### Given data

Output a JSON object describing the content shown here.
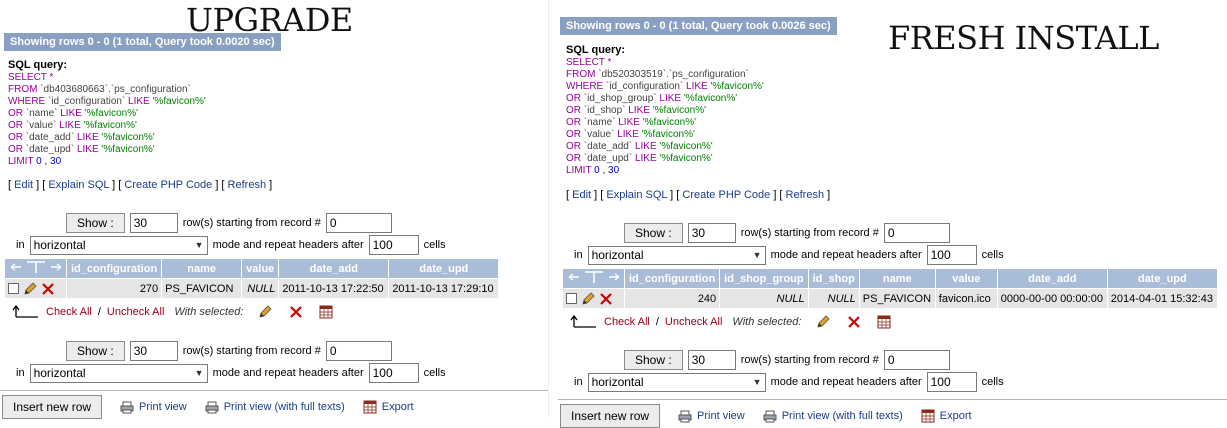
{
  "left": {
    "label": "UPGRADE",
    "status": "Showing rows 0 - 0 (1 total, Query took 0.0020 sec)",
    "sql_label": "SQL query:",
    "sql_lines": [
      {
        "parts": [
          {
            "t": "SELECT",
            "c": "kw"
          },
          {
            "t": " *",
            "c": "kw"
          }
        ]
      },
      {
        "parts": [
          {
            "t": "FROM ",
            "c": "kw"
          },
          {
            "t": "`db403680663`.`ps_configuration`",
            "c": "id"
          }
        ]
      },
      {
        "parts": [
          {
            "t": "WHERE ",
            "c": "kw"
          },
          {
            "t": "`id_configuration` ",
            "c": "id"
          },
          {
            "t": "LIKE ",
            "c": "kw"
          },
          {
            "t": "'%favicon%'",
            "c": "str"
          }
        ]
      },
      {
        "parts": [
          {
            "t": "OR ",
            "c": "kw"
          },
          {
            "t": "`name` ",
            "c": "id"
          },
          {
            "t": "LIKE ",
            "c": "kw"
          },
          {
            "t": "'%favicon%'",
            "c": "str"
          }
        ]
      },
      {
        "parts": [
          {
            "t": "OR ",
            "c": "kw"
          },
          {
            "t": "`value` ",
            "c": "id"
          },
          {
            "t": "LIKE ",
            "c": "kw"
          },
          {
            "t": "'%favicon%'",
            "c": "str"
          }
        ]
      },
      {
        "parts": [
          {
            "t": "OR ",
            "c": "kw"
          },
          {
            "t": "`date_add` ",
            "c": "id"
          },
          {
            "t": "LIKE ",
            "c": "kw"
          },
          {
            "t": "'%favicon%'",
            "c": "str"
          }
        ]
      },
      {
        "parts": [
          {
            "t": "OR ",
            "c": "kw"
          },
          {
            "t": "`date_upd` ",
            "c": "id"
          },
          {
            "t": "LIKE ",
            "c": "kw"
          },
          {
            "t": "'%favicon%'",
            "c": "str"
          }
        ]
      },
      {
        "parts": [
          {
            "t": "LIMIT ",
            "c": "kw"
          },
          {
            "t": "0 , 30",
            "c": "num"
          }
        ]
      }
    ],
    "links": {
      "edit": "Edit",
      "explain": "Explain SQL",
      "create_php": "Create PHP Code",
      "refresh": "Refresh"
    },
    "nav": {
      "show_label": "Show :",
      "rows_value": "30",
      "rows_text": "row(s) starting from record #",
      "start_value": "0",
      "in_text": "in",
      "mode_value": "horizontal",
      "mode_text": "mode and repeat headers after",
      "repeat_value": "100",
      "cells_text": "cells"
    },
    "table": {
      "headers": [
        "id_configuration",
        "name",
        "value",
        "date_add",
        "date_upd"
      ],
      "row": {
        "id_configuration": "270",
        "name": "PS_FAVICON",
        "value": "NULL",
        "date_add": "2011-10-13 17:22:50",
        "date_upd": "2011-10-13 17:29:10"
      }
    },
    "actions": {
      "check_all": "Check All",
      "uncheck_all": "Uncheck All",
      "with_selected": "With selected:"
    },
    "bottom": {
      "insert": "Insert new row",
      "print": "Print view",
      "print_full": "Print view (with full texts)",
      "export": "Export"
    }
  },
  "right": {
    "label": "FRESH INSTALL",
    "status": "Showing rows 0 - 0 (1 total, Query took 0.0026 sec)",
    "sql_label": "SQL query:",
    "sql_lines": [
      {
        "parts": [
          {
            "t": "SELECT",
            "c": "kw"
          },
          {
            "t": " *",
            "c": "kw"
          }
        ]
      },
      {
        "parts": [
          {
            "t": "FROM ",
            "c": "kw"
          },
          {
            "t": "`db520303519`.`ps_configuration`",
            "c": "id"
          }
        ]
      },
      {
        "parts": [
          {
            "t": "WHERE ",
            "c": "kw"
          },
          {
            "t": "`id_configuration` ",
            "c": "id"
          },
          {
            "t": "LIKE ",
            "c": "kw"
          },
          {
            "t": "'%favicon%'",
            "c": "str"
          }
        ]
      },
      {
        "parts": [
          {
            "t": "OR ",
            "c": "kw"
          },
          {
            "t": "`id_shop_group` ",
            "c": "id"
          },
          {
            "t": "LIKE ",
            "c": "kw"
          },
          {
            "t": "'%favicon%'",
            "c": "str"
          }
        ]
      },
      {
        "parts": [
          {
            "t": "OR ",
            "c": "kw"
          },
          {
            "t": "`id_shop` ",
            "c": "id"
          },
          {
            "t": "LIKE ",
            "c": "kw"
          },
          {
            "t": "'%favicon%'",
            "c": "str"
          }
        ]
      },
      {
        "parts": [
          {
            "t": "OR ",
            "c": "kw"
          },
          {
            "t": "`name` ",
            "c": "id"
          },
          {
            "t": "LIKE ",
            "c": "kw"
          },
          {
            "t": "'%favicon%'",
            "c": "str"
          }
        ]
      },
      {
        "parts": [
          {
            "t": "OR ",
            "c": "kw"
          },
          {
            "t": "`value` ",
            "c": "id"
          },
          {
            "t": "LIKE ",
            "c": "kw"
          },
          {
            "t": "'%favicon%'",
            "c": "str"
          }
        ]
      },
      {
        "parts": [
          {
            "t": "OR ",
            "c": "kw"
          },
          {
            "t": "`date_add` ",
            "c": "id"
          },
          {
            "t": "LIKE ",
            "c": "kw"
          },
          {
            "t": "'%favicon%'",
            "c": "str"
          }
        ]
      },
      {
        "parts": [
          {
            "t": "OR ",
            "c": "kw"
          },
          {
            "t": "`date_upd` ",
            "c": "id"
          },
          {
            "t": "LIKE ",
            "c": "kw"
          },
          {
            "t": "'%favicon%'",
            "c": "str"
          }
        ]
      },
      {
        "parts": [
          {
            "t": "LIMIT ",
            "c": "kw"
          },
          {
            "t": "0 , 30",
            "c": "num"
          }
        ]
      }
    ],
    "links": {
      "edit": "Edit",
      "explain": "Explain SQL",
      "create_php": "Create PHP Code",
      "refresh": "Refresh"
    },
    "nav": {
      "show_label": "Show :",
      "rows_value": "30",
      "rows_text": "row(s) starting from record #",
      "start_value": "0",
      "in_text": "in",
      "mode_value": "horizontal",
      "mode_text": "mode and repeat headers after",
      "repeat_value": "100",
      "cells_text": "cells"
    },
    "table": {
      "headers": [
        "id_configuration",
        "id_shop_group",
        "id_shop",
        "name",
        "value",
        "date_add",
        "date_upd"
      ],
      "row": {
        "id_configuration": "240",
        "id_shop_group": "NULL",
        "id_shop": "NULL",
        "name": "PS_FAVICON",
        "value": "favicon.ico",
        "date_add": "0000-00-00 00:00:00",
        "date_upd": "2014-04-01 15:32:43"
      }
    },
    "actions": {
      "check_all": "Check All",
      "uncheck_all": "Uncheck All",
      "with_selected": "With selected:"
    },
    "bottom": {
      "insert": "Insert new row",
      "print": "Print view",
      "print_full": "Print view (with full texts)",
      "export": "Export"
    }
  },
  "icons": {
    "edit": "pencil-icon",
    "delete": "delete-x-icon",
    "export": "export-table-icon",
    "print": "printer-icon",
    "sort": "sort-arrows-icon",
    "arrow": "select-all-arrow-icon"
  },
  "colors": {
    "header_bg": "#a9bcd8",
    "status_bg": "#8aa0c3",
    "cell_bg": "#e5e5e5",
    "keyword": "#990099",
    "string": "#008000",
    "link": "#1a3e8a",
    "action_link": "#a0001a",
    "delete": "#cc0000"
  }
}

######

What the exercise asks> From the listing above, print every entry precisely and drop the pictures.

The output>
Output a JSON object describing the content shown here.
{
  "left": {
    "label": "UPGRADE",
    "status": "Showing rows 0 - 0 (1 total, Query took 0.0020 sec)",
    "sql_label": "SQL query:",
    "sql_lines": [
      {
        "parts": [
          {
            "t": "SELECT",
            "c": "kw"
          },
          {
            "t": " *",
            "c": "kw"
          }
        ]
      },
      {
        "parts": [
          {
            "t": "FROM ",
            "c": "kw"
          },
          {
            "t": "`db403680663`.`ps_configuration`",
            "c": "id"
          }
        ]
      },
      {
        "parts": [
          {
            "t": "WHERE ",
            "c": "kw"
          },
          {
            "t": "`id_configuration` ",
            "c": "id"
          },
          {
            "t": "LIKE ",
            "c": "kw"
          },
          {
            "t": "'%favicon%'",
            "c": "str"
          }
        ]
      },
      {
        "parts": [
          {
            "t": "OR ",
            "c": "kw"
          },
          {
            "t": "`name` ",
            "c": "id"
          },
          {
            "t": "LIKE ",
            "c": "kw"
          },
          {
            "t": "'%favicon%'",
            "c": "str"
          }
        ]
      },
      {
        "parts": [
          {
            "t": "OR ",
            "c": "kw"
          },
          {
            "t": "`value` ",
            "c": "id"
          },
          {
            "t": "LIKE ",
            "c": "kw"
          },
          {
            "t": "'%favicon%'",
            "c": "str"
          }
        ]
      },
      {
        "parts": [
          {
            "t": "OR ",
            "c": "kw"
          },
          {
            "t": "`date_add` ",
            "c": "id"
          },
          {
            "t": "LIKE ",
            "c": "kw"
          },
          {
            "t": "'%favicon%'",
            "c": "str"
          }
        ]
      },
      {
        "parts": [
          {
            "t": "OR ",
            "c": "kw"
          },
          {
            "t": "`date_upd` ",
            "c": "id"
          },
          {
            "t": "LIKE ",
            "c": "kw"
          },
          {
            "t": "'%favicon%'",
            "c": "str"
          }
        ]
      },
      {
        "parts": [
          {
            "t": "LIMIT ",
            "c": "kw"
          },
          {
            "t": "0 , 30",
            "c": "num"
          }
        ]
      }
    ],
    "links": {
      "edit": "Edit",
      "explain": "Explain SQL",
      "create_php": "Create PHP Code",
      "refresh": "Refresh"
    },
    "nav": {
      "show_label": "Show :",
      "rows_value": "30",
      "rows_text": "row(s) starting from record #",
      "start_value": "0",
      "in_text": "in",
      "mode_value": "horizontal",
      "mode_text": "mode and repeat headers after",
      "repeat_value": "100",
      "cells_text": "cells"
    },
    "table": {
      "headers": [
        "id_configuration",
        "name",
        "value",
        "date_add",
        "date_upd"
      ],
      "row": {
        "id_configuration": "270",
        "name": "PS_FAVICON",
        "value": "NULL",
        "date_add": "2011-10-13 17:22:50",
        "date_upd": "2011-10-13 17:29:10"
      }
    },
    "actions": {
      "check_all": "Check All",
      "uncheck_all": "Uncheck All",
      "with_selected": "With selected:"
    },
    "bottom": {
      "insert": "Insert new row",
      "print": "Print view",
      "print_full": "Print view (with full texts)",
      "export": "Export"
    }
  },
  "right": {
    "label": "FRESH INSTALL",
    "status": "Showing rows 0 - 0 (1 total, Query took 0.0026 sec)",
    "sql_label": "SQL query:",
    "sql_lines": [
      {
        "parts": [
          {
            "t": "SELECT",
            "c": "kw"
          },
          {
            "t": " *",
            "c": "kw"
          }
        ]
      },
      {
        "parts": [
          {
            "t": "FROM ",
            "c": "kw"
          },
          {
            "t": "`db520303519`.`ps_configuration`",
            "c": "id"
          }
        ]
      },
      {
        "parts": [
          {
            "t": "WHERE ",
            "c": "kw"
          },
          {
            "t": "`id_configuration` ",
            "c": "id"
          },
          {
            "t": "LIKE ",
            "c": "kw"
          },
          {
            "t": "'%favicon%'",
            "c": "str"
          }
        ]
      },
      {
        "parts": [
          {
            "t": "OR ",
            "c": "kw"
          },
          {
            "t": "`id_shop_group` ",
            "c": "id"
          },
          {
            "t": "LIKE ",
            "c": "kw"
          },
          {
            "t": "'%favicon%'",
            "c": "str"
          }
        ]
      },
      {
        "parts": [
          {
            "t": "OR ",
            "c": "kw"
          },
          {
            "t": "`id_shop` ",
            "c": "id"
          },
          {
            "t": "LIKE ",
            "c": "kw"
          },
          {
            "t": "'%favicon%'",
            "c": "str"
          }
        ]
      },
      {
        "parts": [
          {
            "t": "OR ",
            "c": "kw"
          },
          {
            "t": "`name` ",
            "c": "id"
          },
          {
            "t": "LIKE ",
            "c": "kw"
          },
          {
            "t": "'%favicon%'",
            "c": "str"
          }
        ]
      },
      {
        "parts": [
          {
            "t": "OR ",
            "c": "kw"
          },
          {
            "t": "`value` ",
            "c": "id"
          },
          {
            "t": "LIKE ",
            "c": "kw"
          },
          {
            "t": "'%favicon%'",
            "c": "str"
          }
        ]
      },
      {
        "parts": [
          {
            "t": "OR ",
            "c": "kw"
          },
          {
            "t": "`date_add` ",
            "c": "id"
          },
          {
            "t": "LIKE ",
            "c": "kw"
          },
          {
            "t": "'%favicon%'",
            "c": "str"
          }
        ]
      },
      {
        "parts": [
          {
            "t": "OR ",
            "c": "kw"
          },
          {
            "t": "`date_upd` ",
            "c": "id"
          },
          {
            "t": "LIKE ",
            "c": "kw"
          },
          {
            "t": "'%favicon%'",
            "c": "str"
          }
        ]
      },
      {
        "parts": [
          {
            "t": "LIMIT ",
            "c": "kw"
          },
          {
            "t": "0 , 30",
            "c": "num"
          }
        ]
      }
    ],
    "links": {
      "edit": "Edit",
      "explain": "Explain SQL",
      "create_php": "Create PHP Code",
      "refresh": "Refresh"
    },
    "nav": {
      "show_label": "Show :",
      "rows_value": "30",
      "rows_text": "row(s) starting from record #",
      "start_value": "0",
      "in_text": "in",
      "mode_value": "horizontal",
      "mode_text": "mode and repeat headers after",
      "repeat_value": "100",
      "cells_text": "cells"
    },
    "table": {
      "headers": [
        "id_configuration",
        "id_shop_group",
        "id_shop",
        "name",
        "value",
        "date_add",
        "date_upd"
      ],
      "row": {
        "id_configuration": "240",
        "id_shop_group": "NULL",
        "id_shop": "NULL",
        "name": "PS_FAVICON",
        "value": "favicon.ico",
        "date_add": "0000-00-00 00:00:00",
        "date_upd": "2014-04-01 15:32:43"
      }
    },
    "actions": {
      "check_all": "Check All",
      "uncheck_all": "Uncheck All",
      "with_selected": "With selected:"
    },
    "bottom": {
      "insert": "Insert new row",
      "print": "Print view",
      "print_full": "Print view (with full texts)",
      "export": "Export"
    }
  },
  "icons": {
    "edit": "pencil-icon",
    "delete": "delete-x-icon",
    "export": "export-table-icon",
    "print": "printer-icon",
    "sort": "sort-arrows-icon",
    "arrow": "select-all-arrow-icon"
  },
  "colors": {
    "header_bg": "#a9bcd8",
    "status_bg": "#8aa0c3",
    "cell_bg": "#e5e5e5",
    "keyword": "#990099",
    "string": "#008000",
    "link": "#1a3e8a",
    "action_link": "#a0001a",
    "delete": "#cc0000"
  }
}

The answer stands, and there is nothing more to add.